## Raw records

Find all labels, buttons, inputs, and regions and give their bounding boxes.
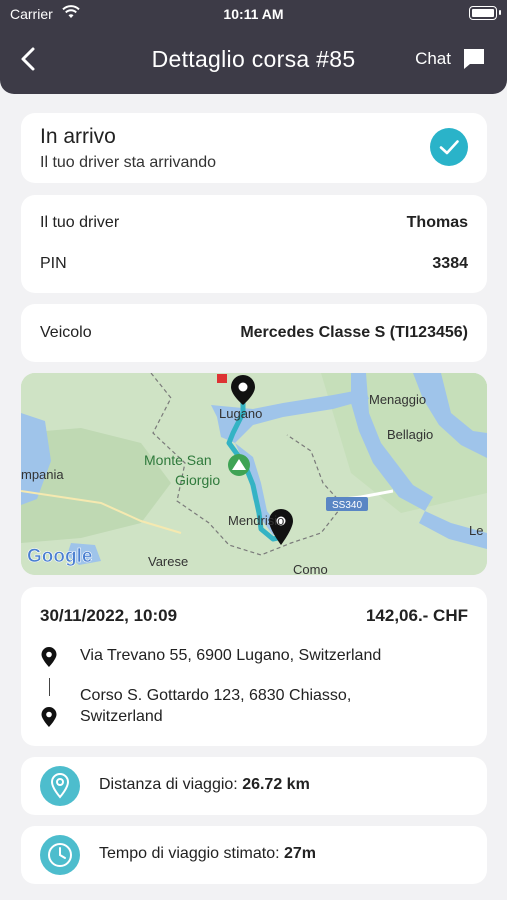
chat-bubble-icon (464, 49, 484, 69)
marker-flag (217, 374, 227, 383)
map-label-giorgio: Giorgio (175, 472, 220, 488)
map-label-mpania: mpania (21, 467, 64, 482)
distance-value: 26.72 km (242, 776, 310, 793)
map-label-lugano: Lugano (219, 406, 262, 421)
route-connector (49, 678, 50, 696)
driver-name: Thomas (406, 214, 468, 231)
status-bar: Carrier 10:11 AM (0, 0, 507, 28)
dropoff-pin-icon (41, 707, 57, 727)
map-label-como: Como (293, 562, 328, 575)
dropoff-address-line1: Corso S. Gottardo 123, 6830 Chiasso, (80, 687, 352, 704)
duration-value: 27m (283, 845, 317, 862)
battery-icon (469, 6, 501, 20)
distance-label: Distanza di viaggio: (99, 776, 243, 793)
duration-text: Tempo di viaggio stimato: 27m (99, 845, 316, 863)
map-label-bellagio: Bellagio (387, 427, 433, 442)
map-label-mendrisio: Mendrisio (228, 513, 284, 528)
distance-card: Distanza di viaggio: 26.72 km (21, 757, 487, 815)
clock: 10:11 AM (223, 6, 284, 22)
pin-label: PIN (40, 255, 67, 272)
dropoff-address-line2: Switzerland (80, 708, 163, 725)
driver-row: Il tuo driver Thomas (40, 214, 468, 232)
top-bar: Carrier 10:11 AM Dettaglio corsa #85 Cha… (0, 0, 507, 94)
trip-card: 30/11/2022, 10:09 142,06.- CHF Via Treva… (21, 587, 487, 746)
mountain-icon (228, 454, 250, 476)
vehicle-label: Veicolo (40, 324, 92, 341)
pickup-address: Via Trevano 55, 6900 Lugano, Switzerland (80, 647, 382, 664)
google-logo: Google (27, 546, 92, 567)
pin-row: PIN 3384 (40, 255, 468, 273)
trip-datetime: 30/11/2022, 10:09 (40, 606, 178, 625)
location-pin-icon (40, 766, 80, 806)
pickup-pin-icon (41, 647, 57, 667)
map-label-menaggio: Menaggio (369, 392, 426, 407)
clock-icon (40, 835, 80, 875)
road-label: SS340 (332, 500, 362, 511)
ride-status-subtitle: Il tuo driver sta arrivando (40, 154, 217, 171)
checkmark-icon (430, 128, 468, 166)
chat-label: Chat (415, 49, 451, 68)
vehicle-row: Veicolo Mercedes Classe S (TI123456) (40, 324, 468, 342)
duration-card: Tempo di viaggio stimato: 27m (21, 826, 487, 884)
map-label-varese: Varese (148, 554, 188, 569)
trip-header: 30/11/2022, 10:09 142,06.- CHF (40, 606, 468, 626)
trip-price: 142,06.- CHF (365, 606, 468, 625)
ride-status-title: In arrivo (40, 125, 116, 148)
vehicle-card: Veicolo Mercedes Classe S (TI123456) (21, 304, 487, 362)
route-map[interactable]: SS340 Lugano Menaggio Bellagio Mendrisio… (21, 373, 487, 575)
map-label-monte: Monte San (144, 452, 212, 468)
map-canvas: SS340 Lugano Menaggio Bellagio Mendrisio… (21, 373, 487, 575)
pin-value: 3384 (432, 255, 468, 272)
ride-status-card: In arrivo Il tuo driver sta arrivando (21, 113, 487, 183)
driver-card: Il tuo driver Thomas PIN 3384 (21, 195, 487, 293)
map-label-le: Le (469, 523, 483, 538)
driver-label: Il tuo driver (40, 214, 120, 231)
chat-button[interactable]: Chat (415, 46, 487, 72)
vehicle-value: Mercedes Classe S (TI123456) (240, 324, 468, 341)
duration-label: Tempo di viaggio stimato: (99, 845, 284, 862)
distance-text: Distanza di viaggio: 26.72 km (99, 776, 310, 794)
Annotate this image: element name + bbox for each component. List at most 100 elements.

## Task
Can you copy out every line of the listing above word for word, with the pictures left out?

## Solution for this task
Find all labels, buttons, inputs, and regions and give their bounding boxes.
chat-bubble-icon (464, 49, 484, 69)
marker-flag (217, 374, 227, 383)
map-label-giorgio: Giorgio (175, 472, 220, 488)
map-label-mpania: mpania (21, 467, 64, 482)
distance-value: 26.72 km (242, 776, 310, 793)
map-label-lugano: Lugano (219, 406, 262, 421)
route-connector (49, 678, 50, 696)
driver-name: Thomas (406, 214, 468, 231)
status-bar: Carrier 10:11 AM (0, 0, 507, 28)
dropoff-pin-icon (41, 707, 57, 727)
map-label-como: Como (293, 562, 328, 575)
dropoff-address-line1: Corso S. Gottardo 123, 6830 Chiasso, (80, 687, 352, 704)
duration-value: 27m (283, 845, 317, 862)
battery-icon (469, 6, 501, 20)
distance-label: Distanza di viaggio: (99, 776, 243, 793)
duration-text: Tempo di viaggio stimato: 27m (99, 845, 316, 863)
map-label-bellagio: Bellagio (387, 427, 433, 442)
map-label-mendrisio: Mendrisio (228, 513, 284, 528)
distance-card: Distanza di viaggio: 26.72 km (21, 757, 487, 815)
clock: 10:11 AM (223, 6, 284, 22)
pin-label: PIN (40, 255, 67, 272)
dropoff-address-line2: Switzerland (80, 708, 163, 725)
driver-row: Il tuo driver Thomas (40, 214, 468, 232)
top-bar: Carrier 10:11 AM Dettaglio corsa #85 Cha… (0, 0, 507, 94)
trip-card: 30/11/2022, 10:09 142,06.- CHF Via Treva… (21, 587, 487, 746)
mountain-icon (228, 454, 250, 476)
vehicle-label: Veicolo (40, 324, 92, 341)
pickup-address: Via Trevano 55, 6900 Lugano, Switzerland (80, 647, 382, 664)
google-logo: Google (27, 546, 92, 567)
pin-row: PIN 3384 (40, 255, 468, 273)
trip-datetime: 30/11/2022, 10:09 (40, 606, 178, 625)
location-pin-icon (40, 766, 80, 806)
pickup-pin-icon (41, 647, 57, 667)
map-label-menaggio: Menaggio (369, 392, 426, 407)
clock-icon (40, 835, 80, 875)
road-label: SS340 (332, 500, 362, 511)
ride-status-subtitle: Il tuo driver sta arrivando (40, 154, 217, 171)
checkmark-icon (430, 128, 468, 166)
chat-label: Chat (415, 49, 451, 68)
vehicle-row: Veicolo Mercedes Classe S (TI123456) (40, 324, 468, 342)
duration-card: Tempo di viaggio stimato: 27m (21, 826, 487, 884)
map-label-varese: Varese (148, 554, 188, 569)
trip-header: 30/11/2022, 10:09 142,06.- CHF (40, 606, 468, 626)
trip-price: 142,06.- CHF (365, 606, 468, 625)
ride-status-title: In arrivo (40, 125, 116, 148)
vehicle-card: Veicolo Mercedes Classe S (TI123456) (21, 304, 487, 362)
route-map[interactable]: SS340 Lugano Menaggio Bellagio Mendrisio… (21, 373, 487, 575)
map-label-monte: Monte San (144, 452, 212, 468)
map-canvas: SS340 Lugano Menaggio Bellagio Mendrisio… (21, 373, 487, 575)
pin-value: 3384 (432, 255, 468, 272)
ride-status-card: In arrivo Il tuo driver sta arrivando (21, 113, 487, 183)
driver-card: Il tuo driver Thomas PIN 3384 (21, 195, 487, 293)
map-label-le: Le (469, 523, 483, 538)
driver-label: Il tuo driver (40, 214, 120, 231)
chat-button[interactable]: Chat (415, 46, 487, 72)
vehicle-value: Mercedes Classe S (TI123456) (240, 324, 468, 341)
duration-label: Tempo di viaggio stimato: (99, 845, 284, 862)
distance-text: Distanza di viaggio: 26.72 km (99, 776, 310, 794)
Annotate this image: element name + bbox for each component. List at most 100 elements.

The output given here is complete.